▶ Data rows:
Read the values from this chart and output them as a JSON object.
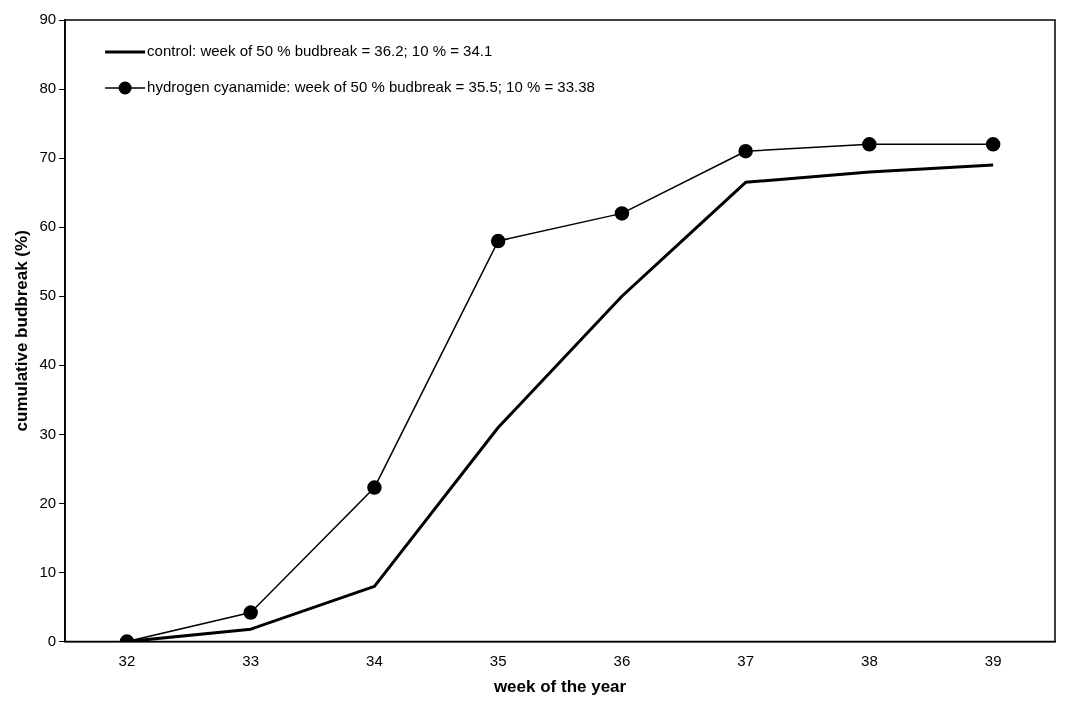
{
  "chart_data": {
    "type": "line",
    "xlabel": "week of the year",
    "ylabel": "cumulative budbreak (%)",
    "categories": [
      "32",
      "33",
      "34",
      "35",
      "36",
      "37",
      "38",
      "39"
    ],
    "ylim": [
      0,
      90
    ],
    "yticks": [
      0,
      10,
      20,
      30,
      40,
      50,
      60,
      70,
      80,
      90
    ],
    "grid": false,
    "legend": "top left",
    "series": [
      {
        "name": "control: week of 50 % budbreak = 36.2; 10 % = 34.1",
        "color": "#000000",
        "marker": "none",
        "values": [
          0,
          1.8,
          8,
          31,
          50,
          66.5,
          68,
          69
        ]
      },
      {
        "name": "hydrogen cyanamide: week of 50 % budbreak = 35.5; 10 % = 33.38",
        "color": "#000000",
        "marker": "circle",
        "values": [
          0,
          4.2,
          22.3,
          58,
          62,
          71,
          72,
          72
        ]
      }
    ]
  }
}
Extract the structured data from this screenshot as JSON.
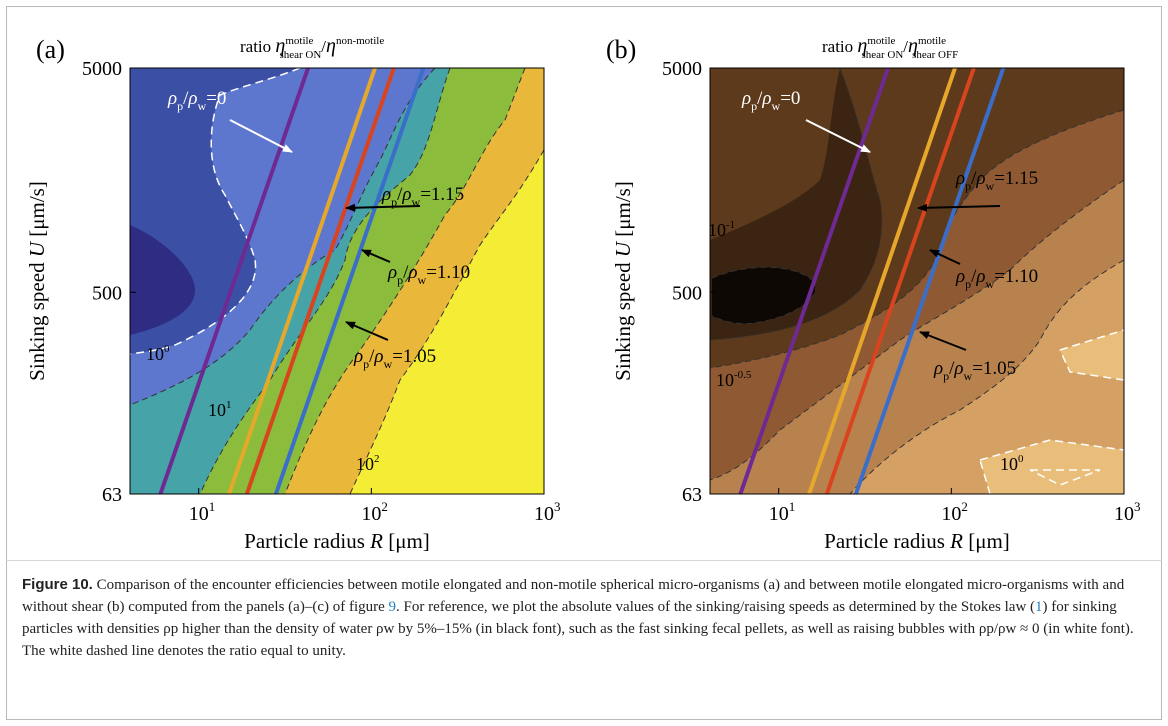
{
  "chart_data": [
    {
      "type": "heatmap",
      "panel_label": "(a)",
      "title": "ratio η^motile_shear ON / η^non-motile",
      "ylabel": "Sinking speed U [μm/s]",
      "xlabel": "Particle radius R [μm]",
      "x_scale": "log",
      "y_scale": "log",
      "xlim": [
        4,
        1000
      ],
      "ylim": [
        63,
        5000
      ],
      "x_ticks": [
        {
          "value": 10,
          "label": "10",
          "exp": "1"
        },
        {
          "value": 100,
          "label": "10",
          "exp": "2"
        },
        {
          "value": 1000,
          "label": "10",
          "exp": "3"
        }
      ],
      "y_ticks": [
        {
          "value": 5000,
          "label": "5000"
        },
        {
          "value": 500,
          "label": "500"
        },
        {
          "value": 63,
          "label": "63"
        }
      ],
      "contour_levels": [
        {
          "label": "10",
          "exp": "0",
          "value": 1,
          "color": "#5d77cf"
        },
        {
          "label": "10",
          "exp": "1",
          "value": 10,
          "color": "#8cbc3c"
        },
        {
          "label": "10",
          "exp": "2",
          "value": 100,
          "color": "#ead83a"
        }
      ],
      "region_colors": [
        "#2f2c84",
        "#3b4fa5",
        "#5d77cf",
        "#46a3a8",
        "#8cbc3c",
        "#e9b83a",
        "#f4ec35"
      ],
      "series": [
        {
          "name": "ρp/ρw=0",
          "density_ratio": 0,
          "color": "#6e2a92",
          "points": [
            [
              6,
              63
            ],
            [
              43,
              5000
            ]
          ]
        },
        {
          "name": "ρp/ρw=1.15",
          "density_ratio": 1.15,
          "color": "#e6a82a",
          "points": [
            [
              15,
              63
            ],
            [
              105,
              5000
            ]
          ]
        },
        {
          "name": "ρp/ρw=1.10",
          "density_ratio": 1.1,
          "color": "#d9441e",
          "points": [
            [
              19,
              63
            ],
            [
              135,
              5000
            ]
          ]
        },
        {
          "name": "ρp/ρw=1.05",
          "density_ratio": 1.05,
          "color": "#3a6ec8",
          "points": [
            [
              28,
              63
            ],
            [
              200,
              5000
            ]
          ]
        }
      ]
    },
    {
      "type": "heatmap",
      "panel_label": "(b)",
      "title": "ratio η^motile_shear ON / η^motile_shear OFF",
      "ylabel": "Sinking speed U [μm/s]",
      "xlabel": "Particle radius R [μm]",
      "x_scale": "log",
      "y_scale": "log",
      "xlim": [
        4,
        1000
      ],
      "ylim": [
        63,
        5000
      ],
      "x_ticks": [
        {
          "value": 10,
          "label": "10",
          "exp": "1"
        },
        {
          "value": 100,
          "label": "10",
          "exp": "2"
        },
        {
          "value": 1000,
          "label": "10",
          "exp": "3"
        }
      ],
      "y_ticks": [
        {
          "value": 5000,
          "label": "5000"
        },
        {
          "value": 500,
          "label": "500"
        },
        {
          "value": 63,
          "label": "63"
        }
      ],
      "contour_levels": [
        {
          "label": "10",
          "exp": "-1",
          "value": 0.1,
          "color": "#3b2412"
        },
        {
          "label": "10",
          "exp": "-0.5",
          "value": 0.316,
          "color": "#8f5a33"
        },
        {
          "label": "10",
          "exp": "0",
          "value": 1,
          "color": "#e9be7a"
        }
      ],
      "region_colors": [
        "#0e0805",
        "#3b2412",
        "#5e3a1d",
        "#8f5a33",
        "#b8824e",
        "#d4a064",
        "#e9be7a"
      ],
      "series": [
        {
          "name": "ρp/ρw=0",
          "density_ratio": 0,
          "color": "#6e2a92",
          "points": [
            [
              6,
              63
            ],
            [
              43,
              5000
            ]
          ]
        },
        {
          "name": "ρp/ρw=1.15",
          "density_ratio": 1.15,
          "color": "#e6a82a",
          "points": [
            [
              15,
              63
            ],
            [
              105,
              5000
            ]
          ]
        },
        {
          "name": "ρp/ρw=1.10",
          "density_ratio": 1.1,
          "color": "#d9441e",
          "points": [
            [
              19,
              63
            ],
            [
              135,
              5000
            ]
          ]
        },
        {
          "name": "ρp/ρw=1.05",
          "density_ratio": 1.05,
          "color": "#3a6ec8",
          "points": [
            [
              28,
              63
            ],
            [
              200,
              5000
            ]
          ]
        }
      ]
    }
  ],
  "caption": {
    "label": "Figure 10.",
    "text_1": " Comparison of the encounter efficiencies between motile elongated and non-motile spherical micro-organisms (a) and between motile elongated micro-organisms with and without shear (b) computed from the panels (a)–(c) of figure ",
    "ref_figure": "9",
    "text_2": ". For reference, we plot the absolute values of the sinking/raising speeds as determined by the Stokes law ",
    "ref_eq_open": "(",
    "ref_eq": "1",
    "ref_eq_close": ")",
    "text_3": " for sinking particles with densities ρp higher than the density of water ρw by 5%–15% (in black font), such as the fast sinking fecal pellets, as well as raising bubbles with ρp/ρw ≈ 0 (in white font). The white dashed line denotes the ratio equal to unity."
  }
}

▶ Set task: Look through the data and gather every line with the string "raising" in it.

▶ Full response:
    "text_2": ". For reference, we plot the absolute values of the sinking/raising speeds as determined by the Stokes law ",
    "text_3": " for sinking particles with densities ρp higher than the density of water ρw by 5%–15% (in black font), such as the fast sinking fecal pellets, as well as raising bubbles with ρp/ρw ≈ 0 (in white font). The white dashed line denotes the ratio equal to unity."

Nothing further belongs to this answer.